■ WHAT YOU SHOULD DO ■
Everything in the listing should be restated word for word.

■ TASK DATA ■
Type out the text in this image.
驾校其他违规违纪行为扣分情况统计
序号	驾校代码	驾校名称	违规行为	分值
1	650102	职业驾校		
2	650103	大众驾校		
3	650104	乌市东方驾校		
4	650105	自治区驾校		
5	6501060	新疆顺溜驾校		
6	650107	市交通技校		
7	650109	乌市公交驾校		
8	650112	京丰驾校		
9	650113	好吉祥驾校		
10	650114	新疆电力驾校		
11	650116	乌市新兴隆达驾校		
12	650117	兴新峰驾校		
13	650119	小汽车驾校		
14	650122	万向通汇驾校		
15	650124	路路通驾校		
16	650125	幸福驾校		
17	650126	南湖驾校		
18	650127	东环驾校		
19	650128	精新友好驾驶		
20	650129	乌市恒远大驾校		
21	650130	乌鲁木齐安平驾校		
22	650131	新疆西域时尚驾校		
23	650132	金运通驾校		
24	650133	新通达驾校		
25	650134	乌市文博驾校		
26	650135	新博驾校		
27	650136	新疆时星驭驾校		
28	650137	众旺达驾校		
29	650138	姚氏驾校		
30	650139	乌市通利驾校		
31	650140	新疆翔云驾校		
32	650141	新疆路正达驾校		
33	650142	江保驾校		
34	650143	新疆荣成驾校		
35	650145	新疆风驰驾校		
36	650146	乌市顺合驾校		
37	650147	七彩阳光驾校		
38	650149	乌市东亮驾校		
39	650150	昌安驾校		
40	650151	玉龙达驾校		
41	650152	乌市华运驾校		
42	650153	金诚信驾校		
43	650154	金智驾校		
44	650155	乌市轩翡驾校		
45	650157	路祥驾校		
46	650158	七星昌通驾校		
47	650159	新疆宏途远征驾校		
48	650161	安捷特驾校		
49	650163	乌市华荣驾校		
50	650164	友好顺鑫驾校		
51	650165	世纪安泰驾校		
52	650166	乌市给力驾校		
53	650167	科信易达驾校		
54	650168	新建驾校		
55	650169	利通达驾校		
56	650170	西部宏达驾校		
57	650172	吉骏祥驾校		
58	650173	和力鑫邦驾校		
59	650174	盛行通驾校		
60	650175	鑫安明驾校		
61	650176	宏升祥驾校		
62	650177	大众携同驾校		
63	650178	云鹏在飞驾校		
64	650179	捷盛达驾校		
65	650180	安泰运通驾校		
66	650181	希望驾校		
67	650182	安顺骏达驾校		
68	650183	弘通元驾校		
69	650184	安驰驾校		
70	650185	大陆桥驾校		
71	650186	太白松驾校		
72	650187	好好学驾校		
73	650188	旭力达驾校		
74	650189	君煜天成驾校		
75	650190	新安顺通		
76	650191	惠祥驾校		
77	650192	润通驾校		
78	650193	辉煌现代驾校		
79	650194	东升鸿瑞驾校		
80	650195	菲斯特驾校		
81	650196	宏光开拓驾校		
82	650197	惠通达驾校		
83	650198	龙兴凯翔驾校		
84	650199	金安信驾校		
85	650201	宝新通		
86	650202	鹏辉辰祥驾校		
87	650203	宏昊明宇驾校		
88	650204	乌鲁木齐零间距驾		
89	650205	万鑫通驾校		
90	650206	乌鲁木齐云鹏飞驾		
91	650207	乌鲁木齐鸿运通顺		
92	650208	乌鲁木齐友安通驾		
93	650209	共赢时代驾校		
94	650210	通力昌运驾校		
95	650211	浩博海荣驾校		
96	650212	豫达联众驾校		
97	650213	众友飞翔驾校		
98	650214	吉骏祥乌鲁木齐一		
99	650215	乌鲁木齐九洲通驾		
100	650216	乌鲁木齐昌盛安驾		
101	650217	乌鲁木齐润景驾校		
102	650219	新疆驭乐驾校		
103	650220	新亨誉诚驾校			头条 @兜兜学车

■ RESPONSE TO THE EXERCISE ■
Type out the text in this image.
驾校其他违规违纪行为扣分情况统计
序号	驾校代码	驾校名称	违规行为	分值
1	650102	职业驾校		
2	650103	大众驾校		
3	650104	乌市东方驾校		
4	650105	自治区驾校		
5	6501060	新疆顺溜驾校		
6	650107	市交通技校		
7	650109	乌市公交驾校		
8	650112	京丰驾校		
9	650113	好吉祥驾校		
10	650114	新疆电力驾校		
11	650116	乌市新兴隆达驾校		
12	650117	兴新峰驾校		
13	650119	小汽车驾校		
14	650122	万向通汇驾校		
15	650124	路路通驾校		
16	650125	幸福驾校		
17	650126	南湖驾校		
18	650127	东环驾校		
19	650128	精新友好驾驶		
20	650129	乌市恒远大驾校		
21	650130	乌鲁木齐安平驾校		
22	650131	新疆西域时尚驾校		
23	650132	金运通驾校		
24	650133	新通达驾校		
25	650134	乌市文博驾校		
26	650135	新博驾校		
27	650136	新疆时星驭驾校		
28	650137	众旺达驾校		
29	650138	姚氏驾校		
30	650139	乌市通利驾校		
31	650140	新疆翔云驾校		
32	650141	新疆路正达驾校		
33	650142	江保驾校		
34	650143	新疆荣成驾校		
35	650145	新疆风驰驾校		
36	650146	乌市顺合驾校		
37	650147	七彩阳光驾校		
38	650149	乌市东亮驾校		
39	650150	昌安驾校		
40	650151	玉龙达驾校		
41	650152	乌市华运驾校		
42	650153	金诚信驾校		
43	650154	金智驾校		
44	650155	乌市轩翡驾校		
45	650157	路祥驾校		
46	650158	七星昌通驾校		
47	650159	新疆宏途远征驾校		
48	650161	安捷特驾校		
49	650163	乌市华荣驾校		
50	650164	友好顺鑫驾校		
51	650165	世纪安泰驾校		
52	650166	乌市给力驾校		
53	650167	科信易达驾校		
54	650168	新建驾校		
55	650169	利通达驾校		
56	650170	西部宏达驾校		
57	650172	吉骏祥驾校		
58	650173	和力鑫邦驾校		
59	650174	盛行通驾校		
60	650175	鑫安明驾校		
61	650176	宏升祥驾校		
62	650177	大众携同驾校		
63	650178	云鹏在飞驾校		
64	650179	捷盛达驾校		
65	650180	安泰运通驾校		
66	650181	希望驾校		
67	650182	安顺骏达驾校		
68	650183	弘通元驾校		
69	650184	安驰驾校		
70	650185	大陆桥驾校		
71	650186	太白松驾校		
72	650187	好好学驾校		
73	650188	旭力达驾校		
74	650189	君煜天成驾校		
75	650190	新安顺通		
76	650191	惠祥驾校		
77	650192	润通驾校		
78	650193	辉煌现代驾校		
79	650194	东升鸿瑞驾校		
80	650195	菲斯特驾校		
81	650196	宏光开拓驾校		
82	650197	惠通达驾校		
83	650198	龙兴凯翔驾校		
84	650199	金安信驾校		
85	650201	宝新通		
86	650202	鹏辉辰祥驾校		
87	650203	宏昊明宇驾校		
88	650204	乌鲁木齐零间距驾		
89	650205	万鑫通驾校		
90	650206	乌鲁木齐云鹏飞驾		
91	650207	乌鲁木齐鸿运通顺		
92	650208	乌鲁木齐友安通驾		
93	650209	共赢时代驾校		
94	650210	通力昌运驾校		
95	650211	浩博海荣驾校		
96	650212	豫达联众驾校		
97	650213	众友飞翔驾校		
98	650214	吉骏祥乌鲁木齐一		
99	650215	乌鲁木齐九洲通驾		
100	650216	乌鲁木齐昌盛安驾		
101	650217	乌鲁木齐润景驾校		
102	650219	新疆驭乐驾校		
103	650220	新亨誉诚驾校			头条 @兜兜学车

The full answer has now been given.